▸ Directions:
Scan the records for the word "Blood". Copy each line that includes it.

Dataset rows
━━━━━━

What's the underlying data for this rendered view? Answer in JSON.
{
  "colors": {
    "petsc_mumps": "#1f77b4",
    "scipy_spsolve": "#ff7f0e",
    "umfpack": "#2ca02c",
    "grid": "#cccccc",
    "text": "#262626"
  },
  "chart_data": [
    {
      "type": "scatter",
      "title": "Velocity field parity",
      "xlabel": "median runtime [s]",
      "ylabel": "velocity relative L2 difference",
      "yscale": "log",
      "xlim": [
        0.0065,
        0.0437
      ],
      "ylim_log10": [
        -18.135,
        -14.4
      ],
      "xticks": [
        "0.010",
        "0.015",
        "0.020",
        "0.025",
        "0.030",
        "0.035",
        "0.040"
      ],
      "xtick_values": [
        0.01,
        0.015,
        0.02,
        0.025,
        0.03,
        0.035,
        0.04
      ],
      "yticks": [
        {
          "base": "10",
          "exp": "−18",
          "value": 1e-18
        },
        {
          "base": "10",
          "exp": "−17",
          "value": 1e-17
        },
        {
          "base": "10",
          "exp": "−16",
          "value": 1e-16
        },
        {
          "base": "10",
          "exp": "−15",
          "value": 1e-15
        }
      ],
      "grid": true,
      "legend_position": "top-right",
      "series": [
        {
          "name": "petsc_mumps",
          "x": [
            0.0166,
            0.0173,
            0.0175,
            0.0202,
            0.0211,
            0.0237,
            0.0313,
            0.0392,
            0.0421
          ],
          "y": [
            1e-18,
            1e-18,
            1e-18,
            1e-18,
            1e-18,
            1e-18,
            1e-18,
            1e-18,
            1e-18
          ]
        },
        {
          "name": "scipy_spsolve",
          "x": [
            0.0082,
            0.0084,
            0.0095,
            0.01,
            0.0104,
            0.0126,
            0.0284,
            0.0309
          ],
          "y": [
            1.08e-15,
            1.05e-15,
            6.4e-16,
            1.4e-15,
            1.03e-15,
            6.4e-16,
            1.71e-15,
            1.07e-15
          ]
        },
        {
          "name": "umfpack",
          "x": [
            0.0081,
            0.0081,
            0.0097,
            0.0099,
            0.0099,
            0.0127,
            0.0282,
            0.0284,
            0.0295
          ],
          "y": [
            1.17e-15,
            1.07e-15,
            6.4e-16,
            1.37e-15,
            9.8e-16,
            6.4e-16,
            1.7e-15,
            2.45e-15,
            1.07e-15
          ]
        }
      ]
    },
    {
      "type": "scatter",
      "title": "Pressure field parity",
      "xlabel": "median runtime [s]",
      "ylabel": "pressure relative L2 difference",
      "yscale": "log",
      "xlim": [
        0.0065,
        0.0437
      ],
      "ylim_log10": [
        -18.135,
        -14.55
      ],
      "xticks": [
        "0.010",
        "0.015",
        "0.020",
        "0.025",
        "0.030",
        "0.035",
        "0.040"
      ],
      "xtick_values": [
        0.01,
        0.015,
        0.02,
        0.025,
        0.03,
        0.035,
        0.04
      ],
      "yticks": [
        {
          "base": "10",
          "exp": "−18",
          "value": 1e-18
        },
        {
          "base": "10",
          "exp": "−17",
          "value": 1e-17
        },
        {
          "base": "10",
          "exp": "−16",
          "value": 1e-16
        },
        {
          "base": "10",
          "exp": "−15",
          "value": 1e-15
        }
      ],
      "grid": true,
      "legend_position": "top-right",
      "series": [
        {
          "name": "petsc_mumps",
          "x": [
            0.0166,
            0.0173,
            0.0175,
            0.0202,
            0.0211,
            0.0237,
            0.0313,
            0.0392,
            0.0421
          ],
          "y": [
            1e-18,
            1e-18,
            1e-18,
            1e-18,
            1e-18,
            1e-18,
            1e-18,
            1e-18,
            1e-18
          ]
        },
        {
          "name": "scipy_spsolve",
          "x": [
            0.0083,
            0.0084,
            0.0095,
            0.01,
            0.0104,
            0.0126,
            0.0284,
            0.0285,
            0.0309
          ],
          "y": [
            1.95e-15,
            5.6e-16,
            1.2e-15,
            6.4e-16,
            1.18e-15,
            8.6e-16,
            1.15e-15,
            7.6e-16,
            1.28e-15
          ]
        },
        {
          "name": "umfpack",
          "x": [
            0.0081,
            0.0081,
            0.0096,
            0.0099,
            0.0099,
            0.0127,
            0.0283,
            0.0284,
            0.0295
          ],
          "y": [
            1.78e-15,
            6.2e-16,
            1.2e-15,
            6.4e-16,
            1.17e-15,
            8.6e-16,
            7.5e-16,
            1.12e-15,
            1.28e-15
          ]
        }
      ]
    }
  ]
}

━━━━━━

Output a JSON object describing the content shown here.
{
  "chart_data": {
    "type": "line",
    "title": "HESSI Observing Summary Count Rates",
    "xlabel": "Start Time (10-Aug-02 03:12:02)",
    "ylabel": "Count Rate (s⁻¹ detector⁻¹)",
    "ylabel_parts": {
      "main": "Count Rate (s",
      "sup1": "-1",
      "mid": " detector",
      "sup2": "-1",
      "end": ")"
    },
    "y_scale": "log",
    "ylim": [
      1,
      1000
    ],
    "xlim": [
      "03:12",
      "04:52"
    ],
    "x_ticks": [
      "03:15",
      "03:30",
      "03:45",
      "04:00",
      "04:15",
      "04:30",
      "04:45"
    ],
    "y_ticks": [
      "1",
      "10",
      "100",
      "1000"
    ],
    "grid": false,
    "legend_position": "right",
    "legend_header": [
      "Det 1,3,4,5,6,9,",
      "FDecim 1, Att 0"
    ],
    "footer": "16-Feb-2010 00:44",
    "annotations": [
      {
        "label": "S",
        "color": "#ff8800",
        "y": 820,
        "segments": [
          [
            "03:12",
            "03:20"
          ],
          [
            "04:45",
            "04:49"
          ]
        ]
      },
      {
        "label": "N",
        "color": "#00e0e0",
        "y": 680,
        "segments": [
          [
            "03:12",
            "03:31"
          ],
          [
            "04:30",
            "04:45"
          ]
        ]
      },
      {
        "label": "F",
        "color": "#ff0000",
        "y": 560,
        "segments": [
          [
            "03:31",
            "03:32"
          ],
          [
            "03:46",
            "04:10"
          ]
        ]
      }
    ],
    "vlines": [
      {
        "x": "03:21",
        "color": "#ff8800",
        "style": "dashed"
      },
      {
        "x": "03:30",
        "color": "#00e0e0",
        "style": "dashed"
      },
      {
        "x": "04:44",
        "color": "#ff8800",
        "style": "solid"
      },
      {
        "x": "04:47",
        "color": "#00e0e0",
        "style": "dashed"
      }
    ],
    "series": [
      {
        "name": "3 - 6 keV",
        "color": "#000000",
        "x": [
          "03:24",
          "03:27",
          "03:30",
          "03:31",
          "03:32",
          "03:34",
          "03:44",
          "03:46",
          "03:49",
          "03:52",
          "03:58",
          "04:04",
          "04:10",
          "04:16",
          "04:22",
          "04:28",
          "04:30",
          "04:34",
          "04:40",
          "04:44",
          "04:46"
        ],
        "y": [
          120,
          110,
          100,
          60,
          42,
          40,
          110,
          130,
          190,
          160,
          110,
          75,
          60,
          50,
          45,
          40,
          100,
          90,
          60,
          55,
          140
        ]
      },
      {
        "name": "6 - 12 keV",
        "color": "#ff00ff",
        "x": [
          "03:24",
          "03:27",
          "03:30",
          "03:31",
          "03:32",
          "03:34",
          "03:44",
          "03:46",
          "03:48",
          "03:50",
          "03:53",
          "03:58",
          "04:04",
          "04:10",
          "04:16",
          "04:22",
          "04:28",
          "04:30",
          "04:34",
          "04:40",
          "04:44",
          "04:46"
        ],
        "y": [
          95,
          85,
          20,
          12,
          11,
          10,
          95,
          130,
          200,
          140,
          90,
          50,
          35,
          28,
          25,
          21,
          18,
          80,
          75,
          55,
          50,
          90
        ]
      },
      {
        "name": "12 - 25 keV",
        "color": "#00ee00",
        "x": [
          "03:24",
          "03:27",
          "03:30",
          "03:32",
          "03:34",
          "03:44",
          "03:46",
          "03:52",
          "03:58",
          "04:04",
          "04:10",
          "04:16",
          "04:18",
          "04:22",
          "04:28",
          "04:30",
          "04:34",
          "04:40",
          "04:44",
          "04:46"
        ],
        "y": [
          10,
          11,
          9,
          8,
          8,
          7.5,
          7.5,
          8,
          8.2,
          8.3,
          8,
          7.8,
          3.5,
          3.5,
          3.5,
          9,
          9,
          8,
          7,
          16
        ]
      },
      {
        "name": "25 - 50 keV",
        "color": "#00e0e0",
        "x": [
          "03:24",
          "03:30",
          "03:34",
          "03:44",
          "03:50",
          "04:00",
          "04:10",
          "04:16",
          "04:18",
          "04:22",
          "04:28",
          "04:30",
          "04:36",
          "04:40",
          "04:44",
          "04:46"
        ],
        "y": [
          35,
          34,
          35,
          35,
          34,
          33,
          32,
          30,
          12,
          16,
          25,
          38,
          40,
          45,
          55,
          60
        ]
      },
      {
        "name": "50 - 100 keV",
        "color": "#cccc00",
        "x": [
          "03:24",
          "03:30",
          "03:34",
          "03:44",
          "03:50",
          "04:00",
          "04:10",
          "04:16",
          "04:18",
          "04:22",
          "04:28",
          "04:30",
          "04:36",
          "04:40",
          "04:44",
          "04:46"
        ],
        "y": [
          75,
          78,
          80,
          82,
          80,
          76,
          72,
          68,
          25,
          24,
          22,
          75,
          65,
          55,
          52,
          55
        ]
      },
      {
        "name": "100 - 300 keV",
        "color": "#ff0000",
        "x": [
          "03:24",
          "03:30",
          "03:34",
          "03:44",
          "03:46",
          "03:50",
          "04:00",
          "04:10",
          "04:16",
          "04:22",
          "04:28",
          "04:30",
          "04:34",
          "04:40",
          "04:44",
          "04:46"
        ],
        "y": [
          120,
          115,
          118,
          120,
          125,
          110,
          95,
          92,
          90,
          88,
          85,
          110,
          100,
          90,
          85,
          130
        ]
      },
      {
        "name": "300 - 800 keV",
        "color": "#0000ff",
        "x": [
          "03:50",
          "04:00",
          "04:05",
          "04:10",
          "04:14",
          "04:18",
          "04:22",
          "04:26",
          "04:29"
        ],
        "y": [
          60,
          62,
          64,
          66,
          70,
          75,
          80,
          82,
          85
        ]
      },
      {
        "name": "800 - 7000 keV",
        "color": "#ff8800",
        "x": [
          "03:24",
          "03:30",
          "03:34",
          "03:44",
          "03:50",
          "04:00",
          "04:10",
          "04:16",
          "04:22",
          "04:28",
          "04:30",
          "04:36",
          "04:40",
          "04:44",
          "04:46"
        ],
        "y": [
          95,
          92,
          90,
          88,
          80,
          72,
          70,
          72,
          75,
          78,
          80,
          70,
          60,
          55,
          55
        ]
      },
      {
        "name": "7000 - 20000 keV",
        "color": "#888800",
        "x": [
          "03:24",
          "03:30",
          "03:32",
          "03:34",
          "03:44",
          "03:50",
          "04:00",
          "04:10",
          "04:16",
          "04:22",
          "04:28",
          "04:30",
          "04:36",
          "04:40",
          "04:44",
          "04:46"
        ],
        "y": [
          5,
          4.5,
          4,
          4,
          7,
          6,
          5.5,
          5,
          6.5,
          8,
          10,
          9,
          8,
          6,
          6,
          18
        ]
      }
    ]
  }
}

━━━━━━

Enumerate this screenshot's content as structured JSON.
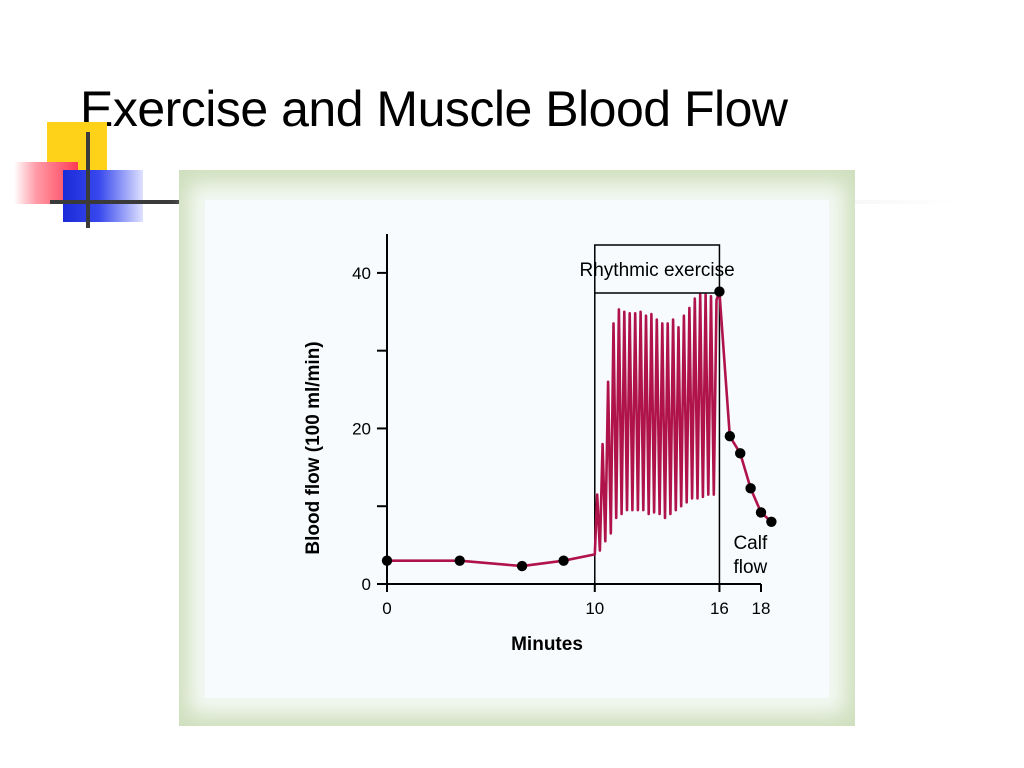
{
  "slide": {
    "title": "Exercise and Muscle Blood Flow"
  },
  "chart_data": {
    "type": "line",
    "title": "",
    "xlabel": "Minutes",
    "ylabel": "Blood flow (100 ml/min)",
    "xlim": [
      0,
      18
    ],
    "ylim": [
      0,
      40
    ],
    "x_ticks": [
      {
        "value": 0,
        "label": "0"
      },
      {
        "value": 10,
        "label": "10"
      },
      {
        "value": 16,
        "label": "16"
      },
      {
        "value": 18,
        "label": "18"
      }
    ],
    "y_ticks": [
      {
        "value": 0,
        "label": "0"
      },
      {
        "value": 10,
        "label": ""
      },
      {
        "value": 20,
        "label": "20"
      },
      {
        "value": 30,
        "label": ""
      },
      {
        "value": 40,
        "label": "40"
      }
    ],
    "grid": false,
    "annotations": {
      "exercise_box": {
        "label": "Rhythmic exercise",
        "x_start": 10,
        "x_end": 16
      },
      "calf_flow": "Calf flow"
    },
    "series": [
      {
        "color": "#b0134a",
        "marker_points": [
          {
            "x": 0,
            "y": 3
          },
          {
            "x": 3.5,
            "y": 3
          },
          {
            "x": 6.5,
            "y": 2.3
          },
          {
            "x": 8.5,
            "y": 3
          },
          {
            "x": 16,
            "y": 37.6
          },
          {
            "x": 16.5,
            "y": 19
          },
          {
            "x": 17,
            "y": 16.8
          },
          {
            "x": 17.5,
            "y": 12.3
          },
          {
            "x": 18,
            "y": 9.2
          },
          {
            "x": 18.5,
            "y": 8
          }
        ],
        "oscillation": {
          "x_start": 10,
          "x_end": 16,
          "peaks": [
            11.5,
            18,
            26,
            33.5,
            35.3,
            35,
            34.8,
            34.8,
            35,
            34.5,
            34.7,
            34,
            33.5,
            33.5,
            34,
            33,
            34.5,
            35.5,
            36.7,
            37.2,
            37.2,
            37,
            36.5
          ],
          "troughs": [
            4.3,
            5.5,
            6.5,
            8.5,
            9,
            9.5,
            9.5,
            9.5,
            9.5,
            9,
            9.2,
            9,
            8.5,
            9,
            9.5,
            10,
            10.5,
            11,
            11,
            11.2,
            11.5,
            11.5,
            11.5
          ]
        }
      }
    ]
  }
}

━━━━━━

▸ Answer to the task:
    "title": "Exercise and Muscle Blood Flow"
    "ylabel": "Blood flow (100 ml/min)",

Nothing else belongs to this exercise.